■ WHAT THE TASK REQUIRES: Return each line of the data below exactly, omitting any pictures.

■ ENTRIES PROVIDED:

◇ ◇ ◇ ◇

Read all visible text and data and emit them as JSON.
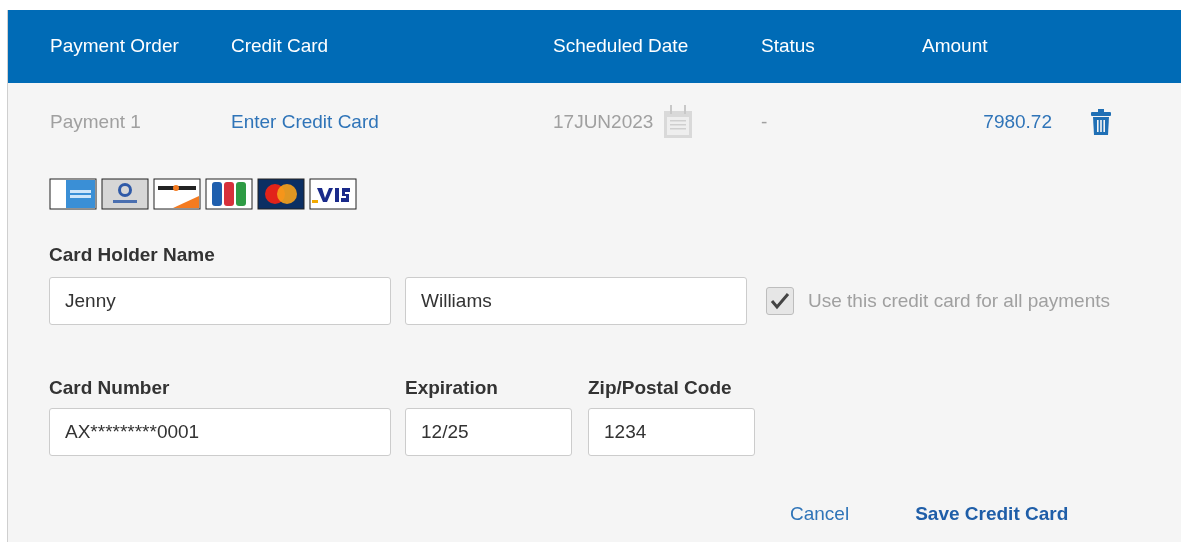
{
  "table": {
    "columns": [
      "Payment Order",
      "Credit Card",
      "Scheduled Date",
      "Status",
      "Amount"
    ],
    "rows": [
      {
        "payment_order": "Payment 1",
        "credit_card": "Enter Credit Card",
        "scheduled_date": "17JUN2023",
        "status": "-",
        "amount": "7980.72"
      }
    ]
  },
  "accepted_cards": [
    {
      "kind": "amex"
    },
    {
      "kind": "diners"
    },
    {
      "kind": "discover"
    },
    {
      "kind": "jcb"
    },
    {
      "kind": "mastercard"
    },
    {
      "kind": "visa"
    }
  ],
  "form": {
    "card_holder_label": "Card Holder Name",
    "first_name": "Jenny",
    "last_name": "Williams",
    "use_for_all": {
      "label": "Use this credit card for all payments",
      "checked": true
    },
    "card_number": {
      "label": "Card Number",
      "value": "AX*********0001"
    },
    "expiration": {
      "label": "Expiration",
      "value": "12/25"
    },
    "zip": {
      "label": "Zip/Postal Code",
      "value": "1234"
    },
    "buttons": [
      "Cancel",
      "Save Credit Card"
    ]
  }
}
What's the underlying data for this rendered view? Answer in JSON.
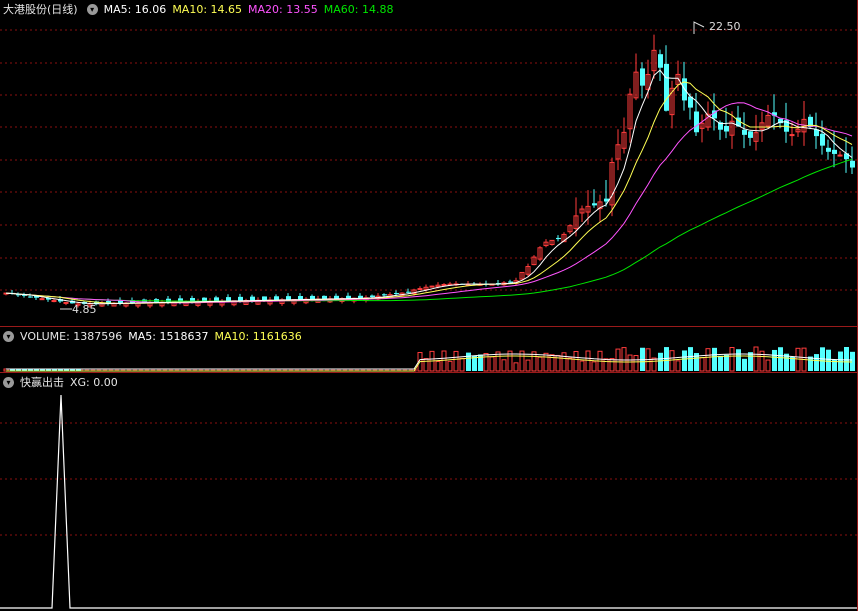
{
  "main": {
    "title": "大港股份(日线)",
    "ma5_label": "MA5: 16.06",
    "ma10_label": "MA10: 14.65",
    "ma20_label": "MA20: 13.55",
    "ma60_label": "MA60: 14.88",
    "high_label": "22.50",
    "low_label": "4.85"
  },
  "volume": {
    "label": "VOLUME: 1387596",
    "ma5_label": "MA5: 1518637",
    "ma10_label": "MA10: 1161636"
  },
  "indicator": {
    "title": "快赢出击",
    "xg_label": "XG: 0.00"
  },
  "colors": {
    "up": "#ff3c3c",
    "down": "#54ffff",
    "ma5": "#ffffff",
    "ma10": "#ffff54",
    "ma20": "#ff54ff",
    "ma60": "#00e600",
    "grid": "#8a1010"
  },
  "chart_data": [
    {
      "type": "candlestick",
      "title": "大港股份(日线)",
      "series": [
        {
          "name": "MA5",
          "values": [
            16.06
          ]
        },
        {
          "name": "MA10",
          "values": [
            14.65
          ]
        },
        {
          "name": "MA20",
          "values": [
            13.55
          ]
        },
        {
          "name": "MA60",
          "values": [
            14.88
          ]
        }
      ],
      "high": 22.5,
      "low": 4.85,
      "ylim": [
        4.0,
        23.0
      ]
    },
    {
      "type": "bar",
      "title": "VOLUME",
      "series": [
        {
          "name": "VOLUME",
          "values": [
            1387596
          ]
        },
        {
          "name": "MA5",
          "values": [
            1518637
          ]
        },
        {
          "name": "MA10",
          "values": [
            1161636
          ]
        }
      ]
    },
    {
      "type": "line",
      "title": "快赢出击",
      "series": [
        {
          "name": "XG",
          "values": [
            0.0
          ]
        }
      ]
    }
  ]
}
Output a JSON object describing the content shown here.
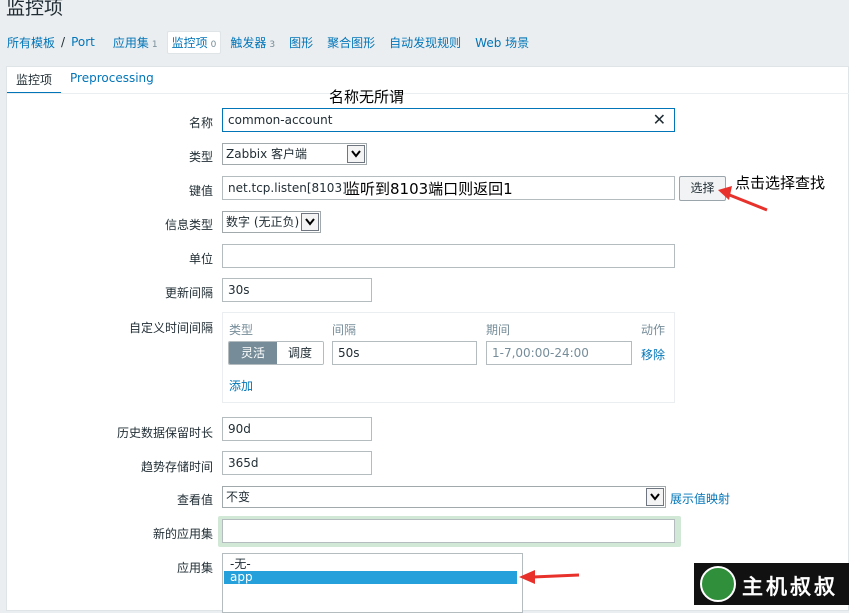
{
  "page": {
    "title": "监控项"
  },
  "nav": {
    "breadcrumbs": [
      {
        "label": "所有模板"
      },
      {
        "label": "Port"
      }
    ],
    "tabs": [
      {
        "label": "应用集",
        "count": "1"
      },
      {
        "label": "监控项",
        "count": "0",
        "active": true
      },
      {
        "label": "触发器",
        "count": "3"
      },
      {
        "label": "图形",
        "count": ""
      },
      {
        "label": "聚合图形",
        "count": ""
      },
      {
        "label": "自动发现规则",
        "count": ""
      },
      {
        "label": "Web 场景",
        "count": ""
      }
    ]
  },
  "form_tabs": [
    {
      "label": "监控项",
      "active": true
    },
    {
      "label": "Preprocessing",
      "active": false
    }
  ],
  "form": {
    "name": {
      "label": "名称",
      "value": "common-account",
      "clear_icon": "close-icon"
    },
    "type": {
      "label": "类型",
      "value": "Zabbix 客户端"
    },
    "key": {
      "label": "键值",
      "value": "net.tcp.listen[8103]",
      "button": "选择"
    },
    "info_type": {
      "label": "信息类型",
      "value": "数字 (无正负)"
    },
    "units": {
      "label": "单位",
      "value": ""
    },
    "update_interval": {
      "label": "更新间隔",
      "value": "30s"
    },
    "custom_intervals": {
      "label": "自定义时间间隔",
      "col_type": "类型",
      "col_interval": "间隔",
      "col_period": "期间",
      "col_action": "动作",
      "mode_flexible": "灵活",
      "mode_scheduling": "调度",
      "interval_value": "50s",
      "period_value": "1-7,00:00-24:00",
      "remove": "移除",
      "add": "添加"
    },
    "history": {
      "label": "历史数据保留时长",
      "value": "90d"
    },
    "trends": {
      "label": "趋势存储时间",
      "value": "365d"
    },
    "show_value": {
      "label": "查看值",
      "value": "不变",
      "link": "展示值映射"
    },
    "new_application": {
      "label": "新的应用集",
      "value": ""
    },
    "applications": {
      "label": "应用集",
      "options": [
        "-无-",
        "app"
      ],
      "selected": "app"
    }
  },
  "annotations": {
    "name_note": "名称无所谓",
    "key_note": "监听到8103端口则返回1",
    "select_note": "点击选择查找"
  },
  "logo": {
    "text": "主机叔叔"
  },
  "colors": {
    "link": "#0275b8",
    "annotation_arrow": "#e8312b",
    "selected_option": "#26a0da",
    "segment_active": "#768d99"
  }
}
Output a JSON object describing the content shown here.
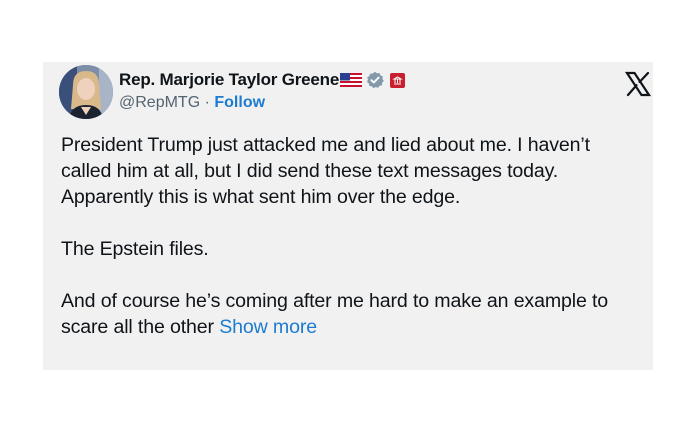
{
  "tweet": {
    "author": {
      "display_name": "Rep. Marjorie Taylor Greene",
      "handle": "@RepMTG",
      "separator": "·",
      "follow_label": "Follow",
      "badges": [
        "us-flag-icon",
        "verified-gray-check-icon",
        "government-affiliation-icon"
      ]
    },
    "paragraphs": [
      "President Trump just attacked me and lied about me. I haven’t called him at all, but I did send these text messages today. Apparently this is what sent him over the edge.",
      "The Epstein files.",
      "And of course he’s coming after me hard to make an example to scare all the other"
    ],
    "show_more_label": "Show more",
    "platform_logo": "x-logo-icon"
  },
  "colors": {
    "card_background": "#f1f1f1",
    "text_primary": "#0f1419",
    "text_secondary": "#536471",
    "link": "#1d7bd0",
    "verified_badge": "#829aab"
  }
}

◇ ◇ ◇ ◇

■ WRITTEN ANSWER:
Read all visible text and data and emit them as JSON.
{
  "table": {
    "columns": [
      "Payment Order",
      "Credit Card",
      "Scheduled Date",
      "Status",
      "Amount"
    ],
    "rows": [
      {
        "payment_order": "Payment 1",
        "credit_card": "Enter Credit Card",
        "scheduled_date": "17JUN2023",
        "status": "-",
        "amount": "7980.72"
      }
    ]
  },
  "accepted_cards": [
    {
      "kind": "amex"
    },
    {
      "kind": "diners"
    },
    {
      "kind": "discover"
    },
    {
      "kind": "jcb"
    },
    {
      "kind": "mastercard"
    },
    {
      "kind": "visa"
    }
  ],
  "form": {
    "card_holder_label": "Card Holder Name",
    "first_name": "Jenny",
    "last_name": "Williams",
    "use_for_all": {
      "label": "Use this credit card for all payments",
      "checked": true
    },
    "card_number": {
      "label": "Card Number",
      "value": "AX*********0001"
    },
    "expiration": {
      "label": "Expiration",
      "value": "12/25"
    },
    "zip": {
      "label": "Zip/Postal Code",
      "value": "1234"
    },
    "buttons": [
      "Cancel",
      "Save Credit Card"
    ]
  }
}
What's the underlying data for this rendered view? Answer in JSON.
{
  "main": {
    "title": "大港股份(日线)",
    "ma5_label": "MA5: 16.06",
    "ma10_label": "MA10: 14.65",
    "ma20_label": "MA20: 13.55",
    "ma60_label": "MA60: 14.88",
    "high_label": "22.50",
    "low_label": "4.85"
  },
  "volume": {
    "label": "VOLUME: 1387596",
    "ma5_label": "MA5: 1518637",
    "ma10_label": "MA10: 1161636"
  },
  "indicator": {
    "title": "快赢出击",
    "xg_label": "XG: 0.00"
  },
  "colors": {
    "up": "#ff3c3c",
    "down": "#54ffff",
    "ma5": "#ffffff",
    "ma10": "#ffff54",
    "ma20": "#ff54ff",
    "ma60": "#00e600",
    "grid": "#8a1010"
  },
  "chart_data": [
    {
      "type": "candlestick",
      "title": "大港股份(日线)",
      "series": [
        {
          "name": "MA5",
          "values": [
            16.06
          ]
        },
        {
          "name": "MA10",
          "values": [
            14.65
          ]
        },
        {
          "name": "MA20",
          "values": [
            13.55
          ]
        },
        {
          "name": "MA60",
          "values": [
            14.88
          ]
        }
      ],
      "high": 22.5,
      "low": 4.85,
      "ylim": [
        4.0,
        23.0
      ]
    },
    {
      "type": "bar",
      "title": "VOLUME",
      "series": [
        {
          "name": "VOLUME",
          "values": [
            1387596
          ]
        },
        {
          "name": "MA5",
          "values": [
            1518637
          ]
        },
        {
          "name": "MA10",
          "values": [
            1161636
          ]
        }
      ]
    },
    {
      "type": "line",
      "title": "快赢出击",
      "series": [
        {
          "name": "XG",
          "values": [
            0.0
          ]
        }
      ]
    }
  ]
}
Output a JSON object describing the content shown here.
{
  "page": {
    "title": "监控项"
  },
  "nav": {
    "breadcrumbs": [
      {
        "label": "所有模板"
      },
      {
        "label": "Port"
      }
    ],
    "tabs": [
      {
        "label": "应用集",
        "count": "1"
      },
      {
        "label": "监控项",
        "count": "0",
        "active": true
      },
      {
        "label": "触发器",
        "count": "3"
      },
      {
        "label": "图形",
        "count": ""
      },
      {
        "label": "聚合图形",
        "count": ""
      },
      {
        "label": "自动发现规则",
        "count": ""
      },
      {
        "label": "Web 场景",
        "count": ""
      }
    ]
  },
  "form_tabs": [
    {
      "label": "监控项",
      "active": true
    },
    {
      "label": "Preprocessing",
      "active": false
    }
  ],
  "form": {
    "name": {
      "label": "名称",
      "value": "common-account",
      "clear_icon": "close-icon"
    },
    "type": {
      "label": "类型",
      "value": "Zabbix 客户端"
    },
    "key": {
      "label": "键值",
      "value": "net.tcp.listen[8103]",
      "button": "选择"
    },
    "info_type": {
      "label": "信息类型",
      "value": "数字 (无正负)"
    },
    "units": {
      "label": "单位",
      "value": ""
    },
    "update_interval": {
      "label": "更新间隔",
      "value": "30s"
    },
    "custom_intervals": {
      "label": "自定义时间间隔",
      "col_type": "类型",
      "col_interval": "间隔",
      "col_period": "期间",
      "col_action": "动作",
      "mode_flexible": "灵活",
      "mode_scheduling": "调度",
      "interval_value": "50s",
      "period_value": "1-7,00:00-24:00",
      "remove": "移除",
      "add": "添加"
    },
    "history": {
      "label": "历史数据保留时长",
      "value": "90d"
    },
    "trends": {
      "label": "趋势存储时间",
      "value": "365d"
    },
    "show_value": {
      "label": "查看值",
      "value": "不变",
      "link": "展示值映射"
    },
    "new_application": {
      "label": "新的应用集",
      "value": ""
    },
    "applications": {
      "label": "应用集",
      "options": [
        "-无-",
        "app"
      ],
      "selected": "app"
    }
  },
  "annotations": {
    "name_note": "名称无所谓",
    "key_note": "监听到8103端口则返回1",
    "select_note": "点击选择查找"
  },
  "logo": {
    "text": "主机叔叔"
  },
  "colors": {
    "link": "#0275b8",
    "annotation_arrow": "#e8312b",
    "selected_option": "#26a0da",
    "segment_active": "#768d99"
  }
}
Output a JSON object describing the content shown here.
{
  "tweet": {
    "author": {
      "display_name": "Rep. Marjorie Taylor Greene",
      "handle": "@RepMTG",
      "separator": "·",
      "follow_label": "Follow",
      "badges": [
        "us-flag-icon",
        "verified-gray-check-icon",
        "government-affiliation-icon"
      ]
    },
    "paragraphs": [
      "President Trump just attacked me and lied about me. I haven’t called him at all, but I did send these text messages today. Apparently this is what sent him over the edge.",
      "The Epstein files.",
      "And of course he’s coming after me hard to make an example to scare all the other"
    ],
    "show_more_label": "Show more",
    "platform_logo": "x-logo-icon"
  },
  "colors": {
    "card_background": "#f1f1f1",
    "text_primary": "#0f1419",
    "text_secondary": "#536471",
    "link": "#1d7bd0",
    "verified_badge": "#829aab"
  }
}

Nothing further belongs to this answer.